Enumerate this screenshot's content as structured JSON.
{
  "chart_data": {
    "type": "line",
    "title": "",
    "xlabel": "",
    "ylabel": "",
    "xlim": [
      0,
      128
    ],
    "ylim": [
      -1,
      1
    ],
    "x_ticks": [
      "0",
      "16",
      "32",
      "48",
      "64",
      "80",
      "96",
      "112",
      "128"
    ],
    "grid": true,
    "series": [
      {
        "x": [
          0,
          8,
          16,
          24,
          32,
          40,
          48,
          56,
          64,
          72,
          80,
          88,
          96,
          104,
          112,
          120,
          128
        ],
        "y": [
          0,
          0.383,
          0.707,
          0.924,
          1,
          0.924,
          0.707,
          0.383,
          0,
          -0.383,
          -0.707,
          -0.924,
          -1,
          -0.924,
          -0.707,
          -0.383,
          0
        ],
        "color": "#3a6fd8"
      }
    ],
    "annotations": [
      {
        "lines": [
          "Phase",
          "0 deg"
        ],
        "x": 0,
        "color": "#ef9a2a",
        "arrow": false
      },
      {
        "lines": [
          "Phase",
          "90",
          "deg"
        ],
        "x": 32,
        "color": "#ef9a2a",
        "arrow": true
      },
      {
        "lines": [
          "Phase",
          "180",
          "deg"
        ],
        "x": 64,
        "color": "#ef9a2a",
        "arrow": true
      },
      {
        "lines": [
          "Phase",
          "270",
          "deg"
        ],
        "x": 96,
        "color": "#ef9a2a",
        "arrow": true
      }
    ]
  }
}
※
• _WORK TO BE COMPLETED_: Repeat all the records. Match each line exactly.

• _TASK RESPONSE_:
Enumerate this screenshot's content as structured JSON.
{
  "chart_data": {
    "type": "line",
    "title": "",
    "xlabel": "",
    "ylabel": "",
    "xlim": [
      0,
      128
    ],
    "ylim": [
      -1,
      1
    ],
    "x_ticks": [
      "0",
      "16",
      "32",
      "48",
      "64",
      "80",
      "96",
      "112",
      "128"
    ],
    "grid": true,
    "series": [
      {
        "x": [
          0,
          8,
          16,
          24,
          32,
          40,
          48,
          56,
          64,
          72,
          80,
          88,
          96,
          104,
          112,
          120,
          128
        ],
        "y": [
          0,
          0.383,
          0.707,
          0.924,
          1,
          0.924,
          0.707,
          0.383,
          0,
          -0.383,
          -0.707,
          -0.924,
          -1,
          -0.924,
          -0.707,
          -0.383,
          0
        ],
        "color": "#3a6fd8"
      }
    ],
    "annotations": [
      {
        "lines": [
          "Phase",
          "0 deg"
        ],
        "x": 0,
        "color": "#ef9a2a",
        "arrow": false
      },
      {
        "lines": [
          "Phase",
          "90",
          "deg"
        ],
        "x": 32,
        "color": "#ef9a2a",
        "arrow": true
      },
      {
        "lines": [
          "Phase",
          "180",
          "deg"
        ],
        "x": 64,
        "color": "#ef9a2a",
        "arrow": true
      },
      {
        "lines": [
          "Phase",
          "270",
          "deg"
        ],
        "x": 96,
        "color": "#ef9a2a",
        "arrow": true
      }
    ]
  }
}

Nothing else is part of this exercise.